Figure record listings:

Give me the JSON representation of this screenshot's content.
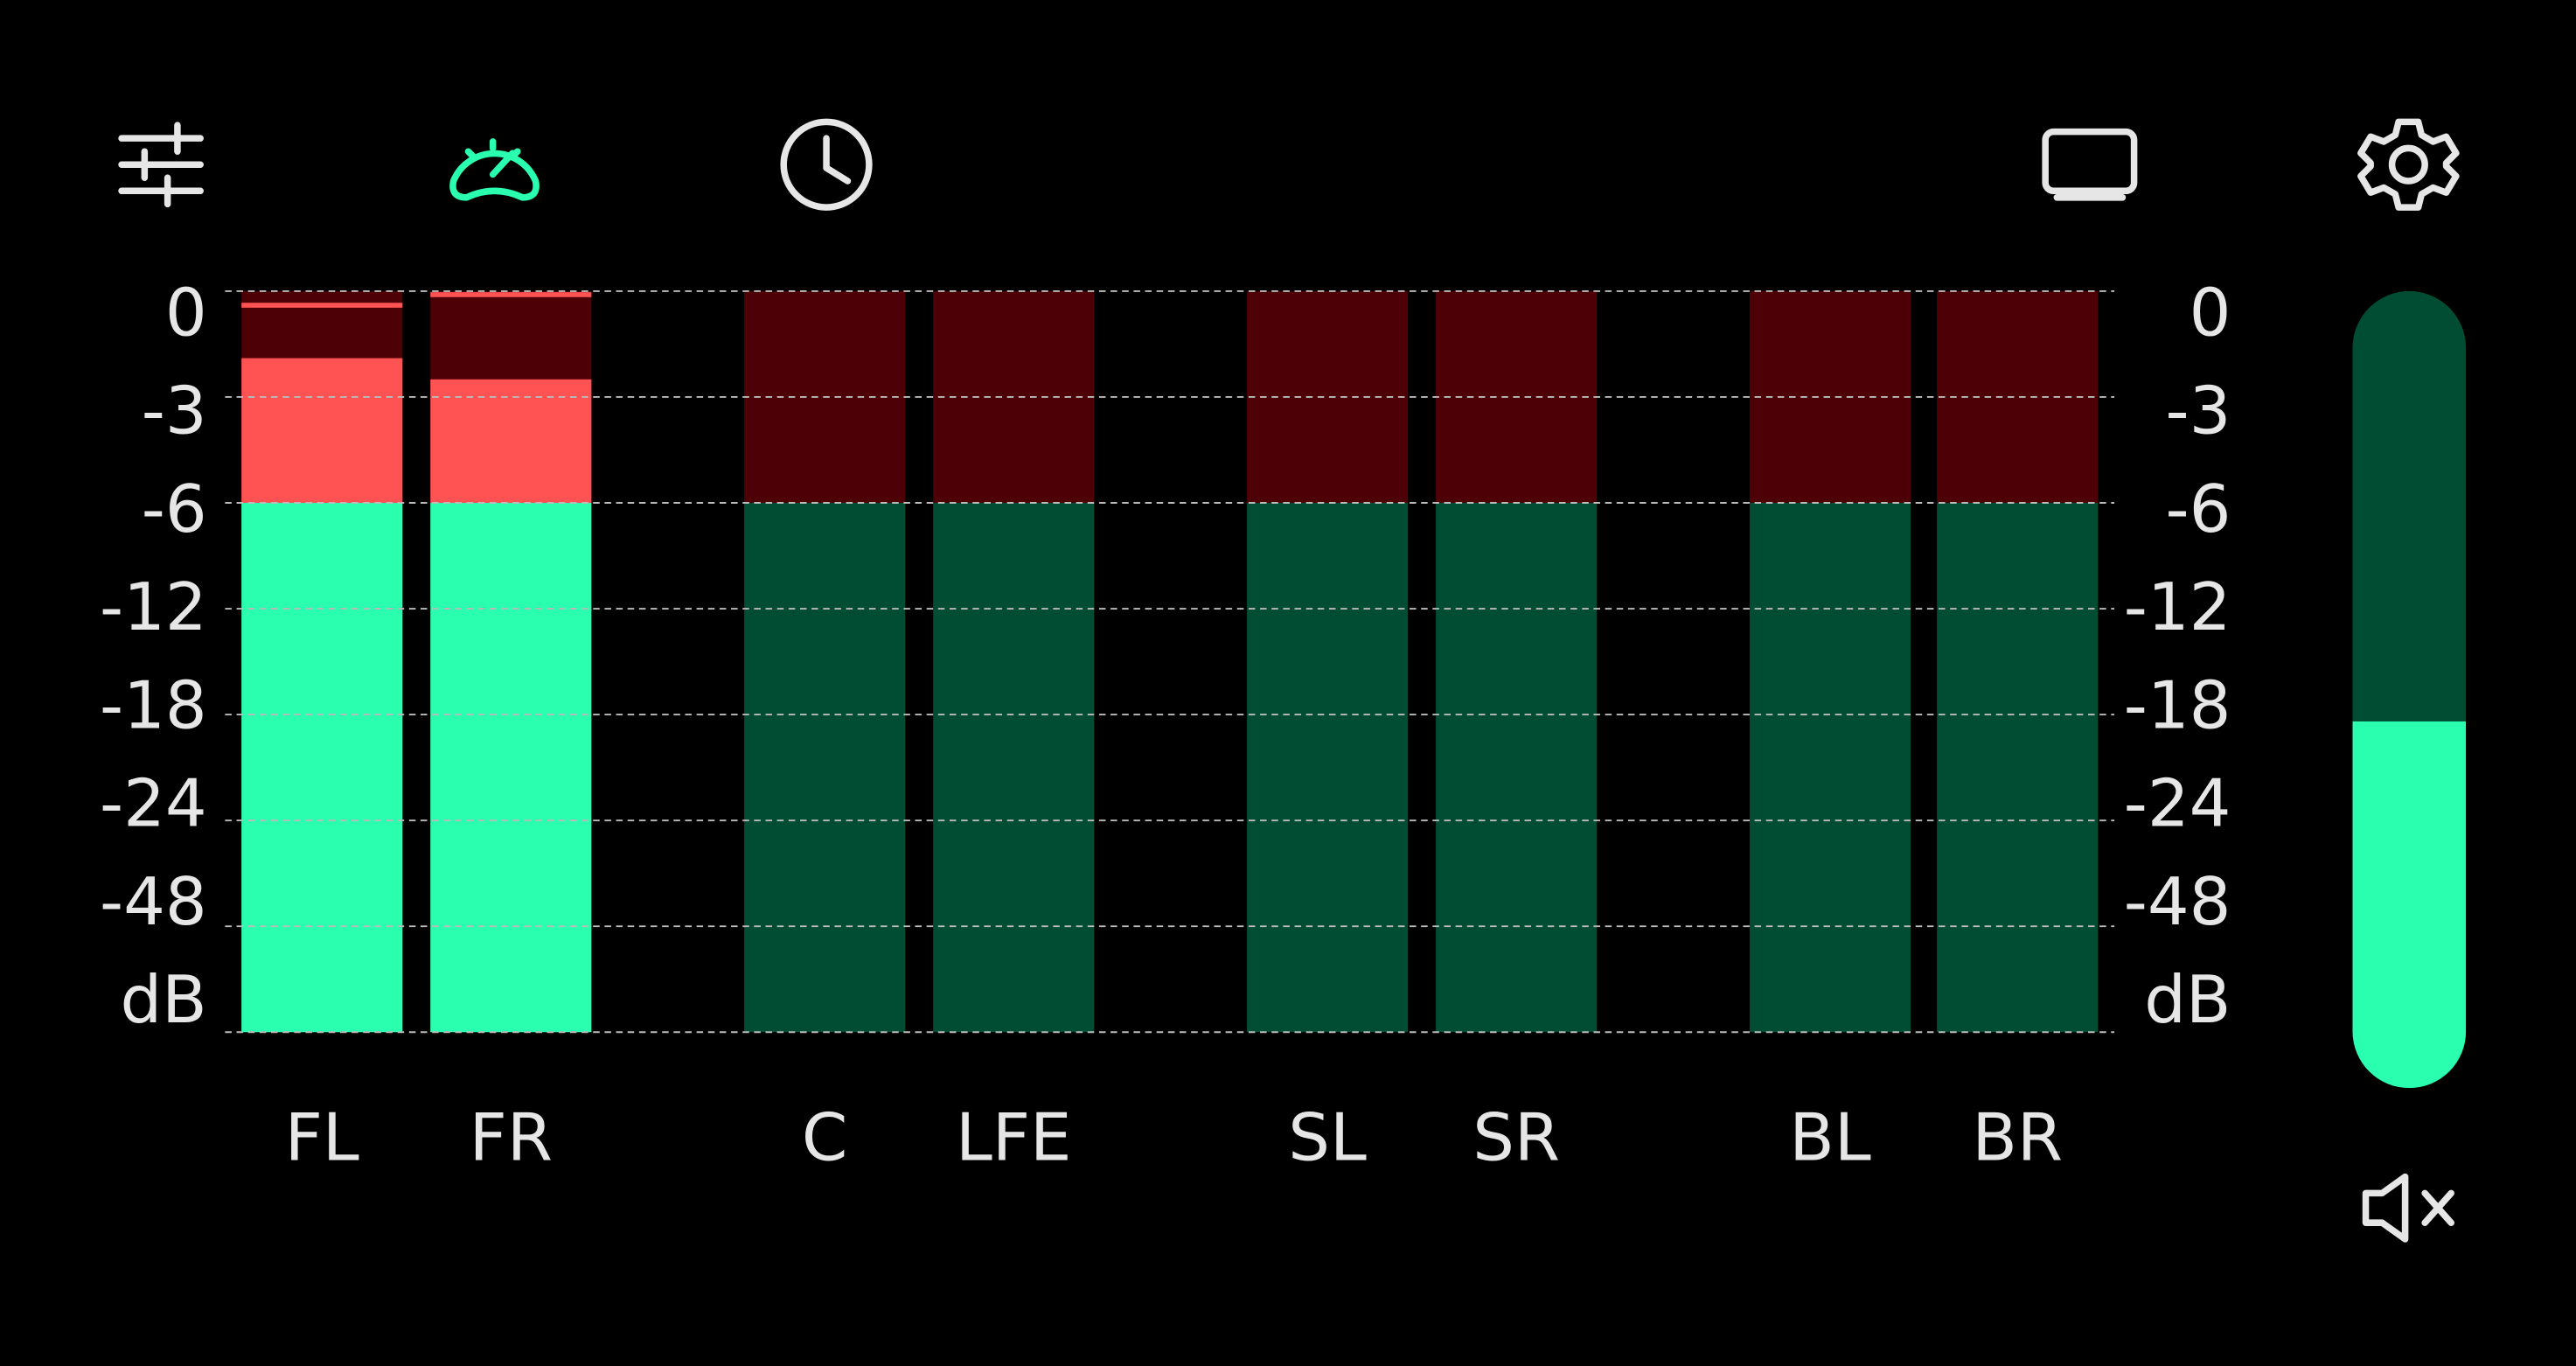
{
  "scale": {
    "ticks": [
      0,
      -3,
      -6,
      -12,
      -18,
      -24,
      -48
    ],
    "unit": "dB"
  },
  "warning_threshold": -6,
  "channels": [
    {
      "label": "FL",
      "level": -1.9,
      "peak": -0.4
    },
    {
      "label": "FR",
      "level": -2.5,
      "peak": -0.1
    },
    {
      "label": "C",
      "level": null,
      "peak": null
    },
    {
      "label": "LFE",
      "level": null,
      "peak": null
    },
    {
      "label": "SL",
      "level": null,
      "peak": null
    },
    {
      "label": "SR",
      "level": null,
      "peak": null
    },
    {
      "label": "BL",
      "level": null,
      "peak": null
    },
    {
      "label": "BR",
      "level": null,
      "peak": null
    }
  ],
  "volume": 46
}
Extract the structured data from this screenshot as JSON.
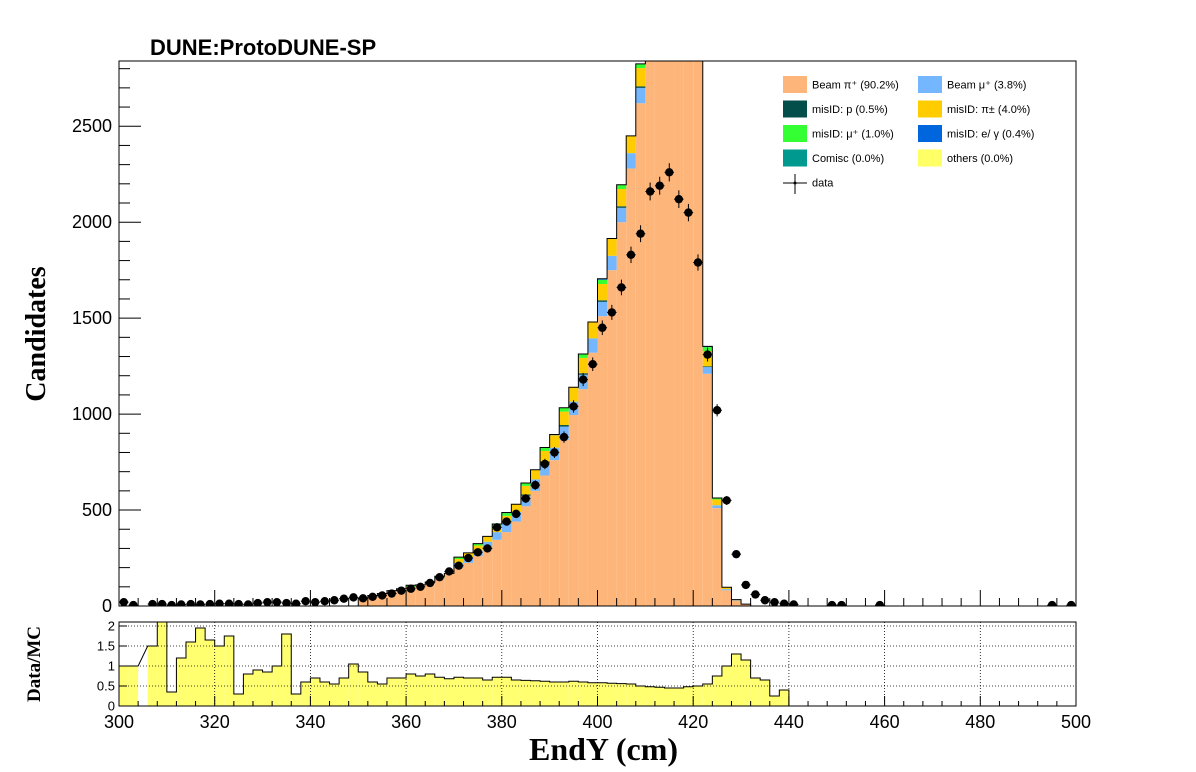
{
  "chart_data": {
    "type": "bar",
    "title": "DUNE:ProtoDUNE-SP",
    "xlabel": "EndY (cm)",
    "ylabel": "Candidates",
    "xlim": [
      300,
      500
    ],
    "ylim": [
      0,
      2840
    ],
    "x_ticks": [
      300,
      320,
      340,
      360,
      380,
      400,
      420,
      440,
      460,
      480,
      500
    ],
    "y_ticks": [
      0,
      500,
      1000,
      1500,
      2000,
      2500
    ],
    "bin_width": 2,
    "legend_position": "top-right",
    "series": [
      {
        "name": "Beam  π⁺ (90.2%)",
        "color": "#fdb57a",
        "bins": [
          [
            350,
            42
          ],
          [
            352,
            55
          ],
          [
            354,
            65
          ],
          [
            356,
            80
          ],
          [
            358,
            90
          ],
          [
            360,
            100
          ],
          [
            362,
            110
          ],
          [
            364,
            125
          ],
          [
            366,
            145
          ],
          [
            368,
            170
          ],
          [
            370,
            200
          ],
          [
            372,
            225
          ],
          [
            374,
            260
          ],
          [
            376,
            300
          ],
          [
            378,
            345
          ],
          [
            380,
            385
          ],
          [
            382,
            440
          ],
          [
            384,
            520
          ],
          [
            386,
            600
          ],
          [
            388,
            680
          ],
          [
            390,
            760
          ],
          [
            392,
            865
          ],
          [
            394,
            995
          ],
          [
            396,
            1130
          ],
          [
            398,
            1320
          ],
          [
            400,
            1510
          ],
          [
            402,
            1750
          ],
          [
            404,
            2000
          ],
          [
            406,
            2280
          ],
          [
            408,
            2620
          ],
          [
            410,
            2950
          ],
          [
            412,
            3400
          ],
          [
            414,
            3500
          ],
          [
            416,
            3700
          ],
          [
            418,
            3800
          ],
          [
            420,
            3100
          ],
          [
            422,
            1210
          ],
          [
            424,
            510
          ],
          [
            426,
            82
          ],
          [
            428,
            28
          ],
          [
            430,
            10
          ]
        ]
      },
      {
        "name": "Beam  μ⁺ (3.8%)",
        "color": "#74b7ff",
        "bins": [
          [
            370,
            25
          ],
          [
            372,
            30
          ],
          [
            374,
            30
          ],
          [
            376,
            35
          ],
          [
            378,
            40
          ],
          [
            380,
            45
          ],
          [
            382,
            50
          ],
          [
            384,
            55
          ],
          [
            386,
            60
          ],
          [
            388,
            65
          ],
          [
            390,
            65
          ],
          [
            392,
            70
          ],
          [
            394,
            70
          ],
          [
            396,
            75
          ],
          [
            398,
            75
          ],
          [
            400,
            75
          ],
          [
            402,
            75
          ],
          [
            404,
            75
          ],
          [
            406,
            80
          ],
          [
            408,
            80
          ],
          [
            410,
            80
          ],
          [
            412,
            80
          ],
          [
            414,
            80
          ],
          [
            416,
            80
          ],
          [
            418,
            80
          ],
          [
            420,
            80
          ],
          [
            422,
            35
          ],
          [
            424,
            15
          ],
          [
            426,
            6
          ],
          [
            428,
            2
          ]
        ]
      },
      {
        "name": "misID: p (0.5%)",
        "color": "#034d4a",
        "bins": [
          [
            380,
            5
          ],
          [
            384,
            6
          ],
          [
            388,
            8
          ],
          [
            392,
            8
          ],
          [
            396,
            8
          ],
          [
            400,
            8
          ],
          [
            404,
            8
          ],
          [
            408,
            8
          ],
          [
            412,
            8
          ],
          [
            416,
            8
          ],
          [
            420,
            8
          ],
          [
            422,
            4
          ]
        ]
      },
      {
        "name": "misID: π± (4.0%)",
        "color": "#ffcc00",
        "bins": [
          [
            370,
            20
          ],
          [
            372,
            22
          ],
          [
            374,
            25
          ],
          [
            376,
            28
          ],
          [
            378,
            30
          ],
          [
            380,
            35
          ],
          [
            382,
            40
          ],
          [
            384,
            45
          ],
          [
            386,
            50
          ],
          [
            388,
            55
          ],
          [
            390,
            65
          ],
          [
            392,
            70
          ],
          [
            394,
            75
          ],
          [
            396,
            80
          ],
          [
            398,
            85
          ],
          [
            400,
            85
          ],
          [
            402,
            90
          ],
          [
            404,
            90
          ],
          [
            406,
            90
          ],
          [
            408,
            95
          ],
          [
            410,
            95
          ],
          [
            412,
            95
          ],
          [
            414,
            95
          ],
          [
            416,
            95
          ],
          [
            418,
            95
          ],
          [
            420,
            95
          ],
          [
            422,
            80
          ],
          [
            424,
            30
          ],
          [
            426,
            10
          ],
          [
            428,
            3
          ]
        ]
      },
      {
        "name": "misID: μ⁺ (1.0%)",
        "color": "#33ff33",
        "bins": [
          [
            360,
            8
          ],
          [
            366,
            10
          ],
          [
            370,
            10
          ],
          [
            374,
            10
          ],
          [
            378,
            12
          ],
          [
            380,
            14
          ],
          [
            384,
            15
          ],
          [
            388,
            18
          ],
          [
            392,
            20
          ],
          [
            396,
            20
          ],
          [
            400,
            22
          ],
          [
            404,
            22
          ],
          [
            408,
            22
          ],
          [
            412,
            22
          ],
          [
            416,
            22
          ],
          [
            420,
            22
          ],
          [
            422,
            20
          ],
          [
            424,
            8
          ]
        ]
      },
      {
        "name": "misID: e/ γ (0.4%)",
        "color": "#0066dd",
        "bins": [
          [
            380,
            3
          ],
          [
            390,
            4
          ],
          [
            400,
            5
          ],
          [
            410,
            5
          ],
          [
            420,
            5
          ],
          [
            422,
            4
          ]
        ]
      },
      {
        "name": "Comisc (0.0%)",
        "color": "#00998f",
        "bins": []
      },
      {
        "name": "others (0.0%)",
        "color": "#ffff66",
        "bins": []
      }
    ],
    "data_points": {
      "name": "data",
      "points": [
        [
          301,
          20
        ],
        [
          303,
          5
        ],
        [
          307,
          10
        ],
        [
          309,
          10
        ],
        [
          311,
          5
        ],
        [
          313,
          8
        ],
        [
          315,
          10
        ],
        [
          317,
          8
        ],
        [
          319,
          10
        ],
        [
          321,
          12
        ],
        [
          323,
          12
        ],
        [
          325,
          10
        ],
        [
          327,
          8
        ],
        [
          329,
          15
        ],
        [
          331,
          20
        ],
        [
          333,
          20
        ],
        [
          335,
          15
        ],
        [
          337,
          12
        ],
        [
          339,
          25
        ],
        [
          341,
          20
        ],
        [
          343,
          25
        ],
        [
          345,
          30
        ],
        [
          347,
          38
        ],
        [
          349,
          45
        ],
        [
          351,
          40
        ],
        [
          353,
          48
        ],
        [
          355,
          55
        ],
        [
          357,
          65
        ],
        [
          359,
          80
        ],
        [
          361,
          90
        ],
        [
          363,
          100
        ],
        [
          365,
          120
        ],
        [
          367,
          150
        ],
        [
          369,
          180
        ],
        [
          371,
          210
        ],
        [
          373,
          250
        ],
        [
          375,
          280
        ],
        [
          377,
          300
        ],
        [
          379,
          410
        ],
        [
          381,
          440
        ],
        [
          383,
          480
        ],
        [
          385,
          560
        ],
        [
          387,
          630
        ],
        [
          389,
          740
        ],
        [
          391,
          800
        ],
        [
          393,
          880
        ],
        [
          395,
          1040
        ],
        [
          397,
          1180
        ],
        [
          399,
          1260
        ],
        [
          401,
          1450
        ],
        [
          403,
          1530
        ],
        [
          405,
          1660
        ],
        [
          407,
          1830
        ],
        [
          409,
          1940
        ],
        [
          411,
          2160
        ],
        [
          413,
          2190
        ],
        [
          415,
          2260
        ],
        [
          417,
          2120
        ],
        [
          419,
          2050
        ],
        [
          421,
          1790
        ],
        [
          423,
          1310
        ],
        [
          425,
          1020
        ],
        [
          427,
          550
        ],
        [
          429,
          270
        ],
        [
          431,
          110
        ],
        [
          433,
          60
        ],
        [
          435,
          30
        ],
        [
          437,
          20
        ],
        [
          439,
          12
        ],
        [
          441,
          8
        ],
        [
          449,
          5
        ],
        [
          451,
          5
        ],
        [
          459,
          5
        ],
        [
          495,
          5
        ],
        [
          499,
          5
        ]
      ]
    },
    "ratio_panel": {
      "ylabel": "Data/MC",
      "ylim": [
        0,
        2.1
      ],
      "y_ticks": [
        "0",
        "0.5",
        "1",
        "1.5",
        "2"
      ],
      "grid": true,
      "bins": [
        [
          300,
          1.0
        ],
        [
          302,
          1.0
        ],
        [
          306,
          1.5
        ],
        [
          308,
          2.1
        ],
        [
          310,
          0.35
        ],
        [
          312,
          1.2
        ],
        [
          314,
          1.6
        ],
        [
          316,
          1.95
        ],
        [
          318,
          1.65
        ],
        [
          320,
          1.5
        ],
        [
          322,
          1.75
        ],
        [
          324,
          0.3
        ],
        [
          326,
          0.8
        ],
        [
          328,
          0.9
        ],
        [
          330,
          0.85
        ],
        [
          332,
          1.0
        ],
        [
          334,
          1.8
        ],
        [
          336,
          0.3
        ],
        [
          338,
          0.6
        ],
        [
          340,
          0.7
        ],
        [
          342,
          0.6
        ],
        [
          344,
          0.55
        ],
        [
          346,
          0.7
        ],
        [
          348,
          1.05
        ],
        [
          350,
          0.85
        ],
        [
          352,
          0.6
        ],
        [
          354,
          0.55
        ],
        [
          356,
          0.7
        ],
        [
          358,
          0.7
        ],
        [
          360,
          0.8
        ],
        [
          362,
          0.75
        ],
        [
          364,
          0.8
        ],
        [
          366,
          0.72
        ],
        [
          368,
          0.68
        ],
        [
          370,
          0.72
        ],
        [
          372,
          0.7
        ],
        [
          374,
          0.7
        ],
        [
          376,
          0.65
        ],
        [
          378,
          0.72
        ],
        [
          380,
          0.72
        ],
        [
          382,
          0.65
        ],
        [
          384,
          0.64
        ],
        [
          386,
          0.63
        ],
        [
          388,
          0.62
        ],
        [
          390,
          0.6
        ],
        [
          392,
          0.6
        ],
        [
          394,
          0.62
        ],
        [
          396,
          0.6
        ],
        [
          398,
          0.58
        ],
        [
          400,
          0.58
        ],
        [
          402,
          0.57
        ],
        [
          404,
          0.56
        ],
        [
          406,
          0.55
        ],
        [
          408,
          0.5
        ],
        [
          410,
          0.48
        ],
        [
          412,
          0.47
        ],
        [
          414,
          0.45
        ],
        [
          416,
          0.45
        ],
        [
          418,
          0.48
        ],
        [
          420,
          0.5
        ],
        [
          422,
          0.55
        ],
        [
          424,
          0.75
        ],
        [
          426,
          1.0
        ],
        [
          428,
          1.3
        ],
        [
          430,
          1.15
        ],
        [
          432,
          0.7
        ],
        [
          434,
          0.65
        ],
        [
          436,
          0.25
        ],
        [
          438,
          0.4
        ],
        [
          440,
          0
        ]
      ]
    }
  }
}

### Work required
Extract, from the material above, each line holding the word "JSON".

### Finished task
Give me the JSON representation of this screenshot's content.
Extract the structured data from this screenshot as JSON.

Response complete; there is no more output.